>> START DATA LINES

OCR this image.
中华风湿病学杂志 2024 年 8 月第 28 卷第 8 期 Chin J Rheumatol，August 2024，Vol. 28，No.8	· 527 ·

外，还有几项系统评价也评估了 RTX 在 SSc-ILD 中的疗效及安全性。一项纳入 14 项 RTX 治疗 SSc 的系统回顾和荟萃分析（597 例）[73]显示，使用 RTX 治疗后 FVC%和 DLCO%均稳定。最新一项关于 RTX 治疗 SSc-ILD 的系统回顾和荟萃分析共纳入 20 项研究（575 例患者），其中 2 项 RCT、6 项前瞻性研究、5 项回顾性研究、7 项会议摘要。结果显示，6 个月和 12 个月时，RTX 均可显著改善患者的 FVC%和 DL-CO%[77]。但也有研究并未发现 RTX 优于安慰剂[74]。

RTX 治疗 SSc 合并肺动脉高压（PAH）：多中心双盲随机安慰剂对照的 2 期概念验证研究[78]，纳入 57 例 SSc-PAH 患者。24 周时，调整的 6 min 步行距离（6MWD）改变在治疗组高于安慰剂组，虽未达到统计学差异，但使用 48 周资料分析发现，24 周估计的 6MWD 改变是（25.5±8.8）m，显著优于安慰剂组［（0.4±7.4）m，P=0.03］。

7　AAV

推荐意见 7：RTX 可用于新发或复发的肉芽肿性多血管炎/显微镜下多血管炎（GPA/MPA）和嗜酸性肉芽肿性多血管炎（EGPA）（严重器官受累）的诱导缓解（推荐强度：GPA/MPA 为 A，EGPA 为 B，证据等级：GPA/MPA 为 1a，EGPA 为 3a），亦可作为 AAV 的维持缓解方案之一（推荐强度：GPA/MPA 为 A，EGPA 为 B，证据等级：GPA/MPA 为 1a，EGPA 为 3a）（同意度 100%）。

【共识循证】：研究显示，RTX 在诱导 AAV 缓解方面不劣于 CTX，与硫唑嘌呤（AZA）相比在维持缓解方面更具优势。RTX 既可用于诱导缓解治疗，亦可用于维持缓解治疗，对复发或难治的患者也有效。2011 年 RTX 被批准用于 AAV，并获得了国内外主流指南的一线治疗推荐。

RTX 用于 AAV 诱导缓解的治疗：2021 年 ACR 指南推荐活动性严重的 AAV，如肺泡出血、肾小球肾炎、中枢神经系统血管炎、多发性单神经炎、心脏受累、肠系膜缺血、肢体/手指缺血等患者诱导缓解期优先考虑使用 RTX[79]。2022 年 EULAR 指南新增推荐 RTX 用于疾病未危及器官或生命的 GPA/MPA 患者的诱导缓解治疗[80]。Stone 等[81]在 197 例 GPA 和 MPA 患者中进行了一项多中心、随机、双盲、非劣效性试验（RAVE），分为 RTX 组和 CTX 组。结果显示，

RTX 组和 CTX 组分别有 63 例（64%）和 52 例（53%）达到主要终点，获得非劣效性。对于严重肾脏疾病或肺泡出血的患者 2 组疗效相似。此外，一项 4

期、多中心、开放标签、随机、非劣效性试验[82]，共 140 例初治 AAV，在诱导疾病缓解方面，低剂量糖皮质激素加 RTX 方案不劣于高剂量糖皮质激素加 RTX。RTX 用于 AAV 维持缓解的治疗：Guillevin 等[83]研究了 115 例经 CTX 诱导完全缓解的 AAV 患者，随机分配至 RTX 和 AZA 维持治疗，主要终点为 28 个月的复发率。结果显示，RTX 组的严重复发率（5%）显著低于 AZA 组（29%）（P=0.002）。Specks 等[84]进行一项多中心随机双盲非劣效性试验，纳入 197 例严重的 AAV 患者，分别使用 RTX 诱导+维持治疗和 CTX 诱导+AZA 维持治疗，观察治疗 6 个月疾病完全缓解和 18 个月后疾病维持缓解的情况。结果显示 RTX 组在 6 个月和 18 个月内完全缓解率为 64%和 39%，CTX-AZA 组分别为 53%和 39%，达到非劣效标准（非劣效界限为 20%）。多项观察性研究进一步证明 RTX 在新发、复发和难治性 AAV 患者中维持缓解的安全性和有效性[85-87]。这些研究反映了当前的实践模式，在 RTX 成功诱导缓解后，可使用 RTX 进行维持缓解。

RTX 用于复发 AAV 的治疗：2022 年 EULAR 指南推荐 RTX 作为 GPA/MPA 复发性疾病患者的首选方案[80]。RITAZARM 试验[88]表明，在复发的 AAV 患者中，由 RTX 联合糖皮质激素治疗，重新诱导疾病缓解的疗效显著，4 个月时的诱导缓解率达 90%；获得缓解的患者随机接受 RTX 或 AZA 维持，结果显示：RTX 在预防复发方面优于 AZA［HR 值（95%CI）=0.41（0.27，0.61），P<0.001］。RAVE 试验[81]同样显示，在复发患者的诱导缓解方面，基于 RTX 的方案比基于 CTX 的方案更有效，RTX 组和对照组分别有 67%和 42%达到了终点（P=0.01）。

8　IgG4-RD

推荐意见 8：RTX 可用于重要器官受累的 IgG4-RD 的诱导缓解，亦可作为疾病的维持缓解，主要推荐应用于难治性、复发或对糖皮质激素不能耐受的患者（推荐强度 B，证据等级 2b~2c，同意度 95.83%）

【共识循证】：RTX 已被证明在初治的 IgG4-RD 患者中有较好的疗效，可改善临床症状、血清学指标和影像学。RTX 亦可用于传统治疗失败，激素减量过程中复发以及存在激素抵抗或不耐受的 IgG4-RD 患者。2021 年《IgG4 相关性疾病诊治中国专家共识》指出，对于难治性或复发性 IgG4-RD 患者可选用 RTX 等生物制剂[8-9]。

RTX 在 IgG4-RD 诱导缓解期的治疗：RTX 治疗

>> END DATA LINES

- **TO BE DONE**: Restate each record word for word.

- **ANSWER FOR THE TASK**:
OCR this image.
中华风湿病学杂志 2024 年 8 月第 28 卷第 8 期 Chin J Rheumatol，August 2024，Vol. 28，No.8	· 527 ·

外，还有几项系统评价也评估了 RTX 在 SSc-ILD 中的疗效及安全性。一项纳入 14 项 RTX 治疗 SSc 的系统回顾和荟萃分析（597 例）[73]显示，使用 RTX 治疗后 FVC%和 DLCO%均稳定。最新一项关于 RTX 治疗 SSc-ILD 的系统回顾和荟萃分析共纳入 20 项研究（575 例患者），其中 2 项 RCT、6 项前瞻性研究、5 项回顾性研究、7 项会议摘要。结果显示，6 个月和 12 个月时，RTX 均可显著改善患者的 FVC%和 DL-CO%[77]。但也有研究并未发现 RTX 优于安慰剂[74]。

RTX 治疗 SSc 合并肺动脉高压（PAH）：多中心双盲随机安慰剂对照的 2 期概念验证研究[78]，纳入 57 例 SSc-PAH 患者。24 周时，调整的 6 min 步行距离（6MWD）改变在治疗组高于安慰剂组，虽未达到统计学差异，但使用 48 周资料分析发现，24 周估计的 6MWD 改变是（25.5±8.8）m，显著优于安慰剂组［（0.4±7.4）m，P=0.03］。

7　AAV

推荐意见 7：RTX 可用于新发或复发的肉芽肿性多血管炎/显微镜下多血管炎（GPA/MPA）和嗜酸性肉芽肿性多血管炎（EGPA）（严重器官受累）的诱导缓解（推荐强度：GPA/MPA 为 A，EGPA 为 B，证据等级：GPA/MPA 为 1a，EGPA 为 3a），亦可作为 AAV 的维持缓解方案之一（推荐强度：GPA/MPA 为 A，EGPA 为 B，证据等级：GPA/MPA 为 1a，EGPA 为 3a）（同意度 100%）。

【共识循证】：研究显示，RTX 在诱导 AAV 缓解方面不劣于 CTX，与硫唑嘌呤（AZA）相比在维持缓解方面更具优势。RTX 既可用于诱导缓解治疗，亦可用于维持缓解治疗，对复发或难治的患者也有效。2011 年 RTX 被批准用于 AAV，并获得了国内外主流指南的一线治疗推荐。

RTX 用于 AAV 诱导缓解的治疗：2021 年 ACR 指南推荐活动性严重的 AAV，如肺泡出血、肾小球肾炎、中枢神经系统血管炎、多发性单神经炎、心脏受累、肠系膜缺血、肢体/手指缺血等患者诱导缓解期优先考虑使用 RTX[79]。2022 年 EULAR 指南新增推荐 RTX 用于疾病未危及器官或生命的 GPA/MPA 患者的诱导缓解治疗[80]。Stone 等[81]在 197 例 GPA 和 MPA 患者中进行了一项多中心、随机、双盲、非劣效性试验（RAVE），分为 RTX 组和 CTX 组。结果显示，

RTX 组和 CTX 组分别有 63 例（64%）和 52 例（53%）达到主要终点，获得非劣效性。对于严重肾脏疾病或肺泡出血的患者 2 组疗效相似。此外，一项 4

期、多中心、开放标签、随机、非劣效性试验[82]，共 140 例初治 AAV，在诱导疾病缓解方面，低剂量糖皮质激素加 RTX 方案不劣于高剂量糖皮质激素加 RTX。RTX 用于 AAV 维持缓解的治疗：Guillevin 等[83]研究了 115 例经 CTX 诱导完全缓解的 AAV 患者，随机分配至 RTX 和 AZA 维持治疗，主要终点为 28 个月的复发率。结果显示，RTX 组的严重复发率（5%）显著低于 AZA 组（29%）（P=0.002）。Specks 等[84]进行一项多中心随机双盲非劣效性试验，纳入 197 例严重的 AAV 患者，分别使用 RTX 诱导+维持治疗和 CTX 诱导+AZA 维持治疗，观察治疗 6 个月疾病完全缓解和 18 个月后疾病维持缓解的情况。结果显示 RTX 组在 6 个月和 18 个月内完全缓解率为 64%和 39%，CTX-AZA 组分别为 53%和 39%，达到非劣效标准（非劣效界限为 20%）。多项观察性研究进一步证明 RTX 在新发、复发和难治性 AAV 患者中维持缓解的安全性和有效性[85-87]。这些研究反映了当前的实践模式，在 RTX 成功诱导缓解后，可使用 RTX 进行维持缓解。

RTX 用于复发 AAV 的治疗：2022 年 EULAR 指南推荐 RTX 作为 GPA/MPA 复发性疾病患者的首选方案[80]。RITAZARM 试验[88]表明，在复发的 AAV 患者中，由 RTX 联合糖皮质激素治疗，重新诱导疾病缓解的疗效显著，4 个月时的诱导缓解率达 90%；获得缓解的患者随机接受 RTX 或 AZA 维持，结果显示：RTX 在预防复发方面优于 AZA［HR 值（95%CI）=0.41（0.27，0.61），P<0.001］。RAVE 试验[81]同样显示，在复发患者的诱导缓解方面，基于 RTX 的方案比基于 CTX 的方案更有效，RTX 组和对照组分别有 67%和 42%达到了终点（P=0.01）。

8　IgG4-RD

推荐意见 8：RTX 可用于重要器官受累的 IgG4-RD 的诱导缓解，亦可作为疾病的维持缓解，主要推荐应用于难治性、复发或对糖皮质激素不能耐受的患者（推荐强度 B，证据等级 2b~2c，同意度 95.83%）

【共识循证】：RTX 已被证明在初治的 IgG4-RD 患者中有较好的疗效，可改善临床症状、血清学指标和影像学。RTX 亦可用于传统治疗失败，激素减量过程中复发以及存在激素抵抗或不耐受的 IgG4-RD 患者。2021 年《IgG4 相关性疾病诊治中国专家共识》指出，对于难治性或复发性 IgG4-RD 患者可选用 RTX 等生物制剂[8-9]。

RTX 在 IgG4-RD 诱导缓解期的治疗：RTX 治疗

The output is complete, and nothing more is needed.